**Provided entries**:
*-*-*

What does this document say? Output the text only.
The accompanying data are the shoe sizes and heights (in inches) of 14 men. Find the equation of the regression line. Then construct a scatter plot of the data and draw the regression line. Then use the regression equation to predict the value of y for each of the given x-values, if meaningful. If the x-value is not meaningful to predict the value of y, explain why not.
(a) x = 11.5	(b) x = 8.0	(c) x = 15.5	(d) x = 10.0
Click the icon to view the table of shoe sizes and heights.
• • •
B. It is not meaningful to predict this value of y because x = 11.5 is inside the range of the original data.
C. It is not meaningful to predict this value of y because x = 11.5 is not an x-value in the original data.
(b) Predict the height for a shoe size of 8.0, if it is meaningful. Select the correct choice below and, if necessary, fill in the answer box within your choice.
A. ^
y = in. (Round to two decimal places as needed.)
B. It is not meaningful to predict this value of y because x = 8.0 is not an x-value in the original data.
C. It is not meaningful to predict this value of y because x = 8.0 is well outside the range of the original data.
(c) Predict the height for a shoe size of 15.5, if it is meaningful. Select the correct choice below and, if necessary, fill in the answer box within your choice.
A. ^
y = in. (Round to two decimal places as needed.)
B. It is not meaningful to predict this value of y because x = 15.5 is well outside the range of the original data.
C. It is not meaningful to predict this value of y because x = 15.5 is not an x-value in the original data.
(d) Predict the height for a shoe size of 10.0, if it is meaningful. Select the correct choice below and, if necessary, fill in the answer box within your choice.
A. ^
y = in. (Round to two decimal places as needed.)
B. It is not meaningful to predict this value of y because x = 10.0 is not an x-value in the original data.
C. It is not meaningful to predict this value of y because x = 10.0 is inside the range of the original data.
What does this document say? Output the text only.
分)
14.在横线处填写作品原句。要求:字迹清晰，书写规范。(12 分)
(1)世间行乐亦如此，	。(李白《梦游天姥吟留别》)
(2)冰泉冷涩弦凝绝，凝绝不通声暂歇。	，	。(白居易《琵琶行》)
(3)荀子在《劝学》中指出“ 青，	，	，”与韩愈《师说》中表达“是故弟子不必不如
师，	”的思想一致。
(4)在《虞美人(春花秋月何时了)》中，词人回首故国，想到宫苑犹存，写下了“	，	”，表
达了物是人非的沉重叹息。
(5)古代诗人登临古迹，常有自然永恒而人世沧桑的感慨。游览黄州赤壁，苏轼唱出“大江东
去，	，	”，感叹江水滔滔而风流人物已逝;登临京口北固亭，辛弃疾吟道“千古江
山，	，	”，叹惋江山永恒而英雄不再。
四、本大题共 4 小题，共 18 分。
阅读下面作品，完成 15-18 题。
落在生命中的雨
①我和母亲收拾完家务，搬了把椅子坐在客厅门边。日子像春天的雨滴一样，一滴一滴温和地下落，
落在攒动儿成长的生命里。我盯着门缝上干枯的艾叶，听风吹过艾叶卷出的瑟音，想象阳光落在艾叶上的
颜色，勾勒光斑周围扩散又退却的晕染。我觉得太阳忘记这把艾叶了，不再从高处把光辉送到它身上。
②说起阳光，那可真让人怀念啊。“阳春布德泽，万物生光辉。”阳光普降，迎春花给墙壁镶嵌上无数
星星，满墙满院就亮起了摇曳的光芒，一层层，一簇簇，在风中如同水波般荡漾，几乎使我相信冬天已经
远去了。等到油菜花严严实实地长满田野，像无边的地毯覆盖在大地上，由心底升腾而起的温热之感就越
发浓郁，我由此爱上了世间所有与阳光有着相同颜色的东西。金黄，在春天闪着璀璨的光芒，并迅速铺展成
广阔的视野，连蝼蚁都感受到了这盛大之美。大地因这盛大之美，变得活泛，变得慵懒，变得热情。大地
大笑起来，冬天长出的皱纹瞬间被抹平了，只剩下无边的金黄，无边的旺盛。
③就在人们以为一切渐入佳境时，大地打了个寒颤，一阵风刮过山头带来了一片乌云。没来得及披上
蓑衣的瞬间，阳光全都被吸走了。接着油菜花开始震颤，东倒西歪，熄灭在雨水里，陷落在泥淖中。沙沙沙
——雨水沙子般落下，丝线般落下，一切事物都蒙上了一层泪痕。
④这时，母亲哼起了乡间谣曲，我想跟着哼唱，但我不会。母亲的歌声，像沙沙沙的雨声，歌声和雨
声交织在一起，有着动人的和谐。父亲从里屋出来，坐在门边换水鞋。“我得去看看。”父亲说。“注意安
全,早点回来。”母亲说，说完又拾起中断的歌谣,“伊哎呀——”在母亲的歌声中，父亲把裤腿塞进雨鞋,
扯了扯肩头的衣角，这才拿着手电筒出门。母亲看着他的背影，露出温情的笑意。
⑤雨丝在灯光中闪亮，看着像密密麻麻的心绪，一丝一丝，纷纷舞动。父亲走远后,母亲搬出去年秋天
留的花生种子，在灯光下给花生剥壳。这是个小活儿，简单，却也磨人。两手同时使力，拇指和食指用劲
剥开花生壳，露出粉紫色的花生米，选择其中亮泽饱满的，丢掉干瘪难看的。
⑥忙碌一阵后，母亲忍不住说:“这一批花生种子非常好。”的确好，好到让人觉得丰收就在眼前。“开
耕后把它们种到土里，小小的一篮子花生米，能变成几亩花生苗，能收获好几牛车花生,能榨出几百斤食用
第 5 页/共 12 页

*-*-*

**Objective**:
Reproduce each entry word for word.

**The solution**:
What does this document say? Output the text only.
The accompanying data are the shoe sizes and heights (in inches) of 14 men. Find the equation of the regression line. Then construct a scatter plot of the data and draw the regression line. Then use the regression equation to predict the value of y for each of the given x-values, if meaningful. If the x-value is not meaningful to predict the value of y, explain why not.
(a) x = 11.5	(b) x = 8.0	(c) x = 15.5	(d) x = 10.0
Click the icon to view the table of shoe sizes and heights.
• • •
B. It is not meaningful to predict this value of y because x = 11.5 is inside the range of the original data.
C. It is not meaningful to predict this value of y because x = 11.5 is not an x-value in the original data.
(b) Predict the height for a shoe size of 8.0, if it is meaningful. Select the correct choice below and, if necessary, fill in the answer box within your choice.
A. ^
y = in. (Round to two decimal places as needed.)
B. It is not meaningful to predict this value of y because x = 8.0 is not an x-value in the original data.
C. It is not meaningful to predict this value of y because x = 8.0 is well outside the range of the original data.
(c) Predict the height for a shoe size of 15.5, if it is meaningful. Select the correct choice below and, if necessary, fill in the answer box within your choice.
A. ^
y = in. (Round to two decimal places as needed.)
B. It is not meaningful to predict this value of y because x = 15.5 is well outside the range of the original data.
C. It is not meaningful to predict this value of y because x = 15.5 is not an x-value in the original data.
(d) Predict the height for a shoe size of 10.0, if it is meaningful. Select the correct choice below and, if necessary, fill in the answer box within your choice.
A. ^
y = in. (Round to two decimal places as needed.)
B. It is not meaningful to predict this value of y because x = 10.0 is not an x-value in the original data.
C. It is not meaningful to predict this value of y because x = 10.0 is inside the range of the original data.
What does this document say? Output the text only.
分)
14.在横线处填写作品原句。要求:字迹清晰，书写规范。(12 分)
(1)世间行乐亦如此，	。(李白《梦游天姥吟留别》)
(2)冰泉冷涩弦凝绝，凝绝不通声暂歇。	，	。(白居易《琵琶行》)
(3)荀子在《劝学》中指出“ 青，	，	，”与韩愈《师说》中表达“是故弟子不必不如
师，	”的思想一致。
(4)在《虞美人(春花秋月何时了)》中，词人回首故国，想到宫苑犹存，写下了“	，	”，表
达了物是人非的沉重叹息。
(5)古代诗人登临古迹，常有自然永恒而人世沧桑的感慨。游览黄州赤壁，苏轼唱出“大江东
去，	，	”，感叹江水滔滔而风流人物已逝;登临京口北固亭，辛弃疾吟道“千古江
山，	，	”，叹惋江山永恒而英雄不再。
四、本大题共 4 小题，共 18 分。
阅读下面作品，完成 15-18 题。
落在生命中的雨
①我和母亲收拾完家务，搬了把椅子坐在客厅门边。日子像春天的雨滴一样，一滴一滴温和地下落，
落在攒动儿成长的生命里。我盯着门缝上干枯的艾叶，听风吹过艾叶卷出的瑟音，想象阳光落在艾叶上的
颜色，勾勒光斑周围扩散又退却的晕染。我觉得太阳忘记这把艾叶了，不再从高处把光辉送到它身上。
②说起阳光，那可真让人怀念啊。“阳春布德泽，万物生光辉。”阳光普降，迎春花给墙壁镶嵌上无数
星星，满墙满院就亮起了摇曳的光芒，一层层，一簇簇，在风中如同水波般荡漾，几乎使我相信冬天已经
远去了。等到油菜花严严实实地长满田野，像无边的地毯覆盖在大地上，由心底升腾而起的温热之感就越
发浓郁，我由此爱上了世间所有与阳光有着相同颜色的东西。金黄，在春天闪着璀璨的光芒，并迅速铺展成
广阔的视野，连蝼蚁都感受到了这盛大之美。大地因这盛大之美，变得活泛，变得慵懒，变得热情。大地
大笑起来，冬天长出的皱纹瞬间被抹平了，只剩下无边的金黄，无边的旺盛。
③就在人们以为一切渐入佳境时，大地打了个寒颤，一阵风刮过山头带来了一片乌云。没来得及披上
蓑衣的瞬间，阳光全都被吸走了。接着油菜花开始震颤，东倒西歪，熄灭在雨水里，陷落在泥淖中。沙沙沙
——雨水沙子般落下，丝线般落下，一切事物都蒙上了一层泪痕。
④这时，母亲哼起了乡间谣曲，我想跟着哼唱，但我不会。母亲的歌声，像沙沙沙的雨声，歌声和雨
声交织在一起，有着动人的和谐。父亲从里屋出来，坐在门边换水鞋。“我得去看看。”父亲说。“注意安
全,早点回来。”母亲说，说完又拾起中断的歌谣,“伊哎呀——”在母亲的歌声中，父亲把裤腿塞进雨鞋,
扯了扯肩头的衣角，这才拿着手电筒出门。母亲看着他的背影，露出温情的笑意。
⑤雨丝在灯光中闪亮，看着像密密麻麻的心绪，一丝一丝，纷纷舞动。父亲走远后,母亲搬出去年秋天
留的花生种子，在灯光下给花生剥壳。这是个小活儿，简单，却也磨人。两手同时使力，拇指和食指用劲
剥开花生壳，露出粉紫色的花生米，选择其中亮泽饱满的，丢掉干瘪难看的。
⑥忙碌一阵后，母亲忍不住说:“这一批花生种子非常好。”的确好，好到让人觉得丰收就在眼前。“开
耕后把它们种到土里，小小的一篮子花生米，能变成几亩花生苗，能收获好几牛车花生,能榨出几百斤食用
第 5 页/共 12 页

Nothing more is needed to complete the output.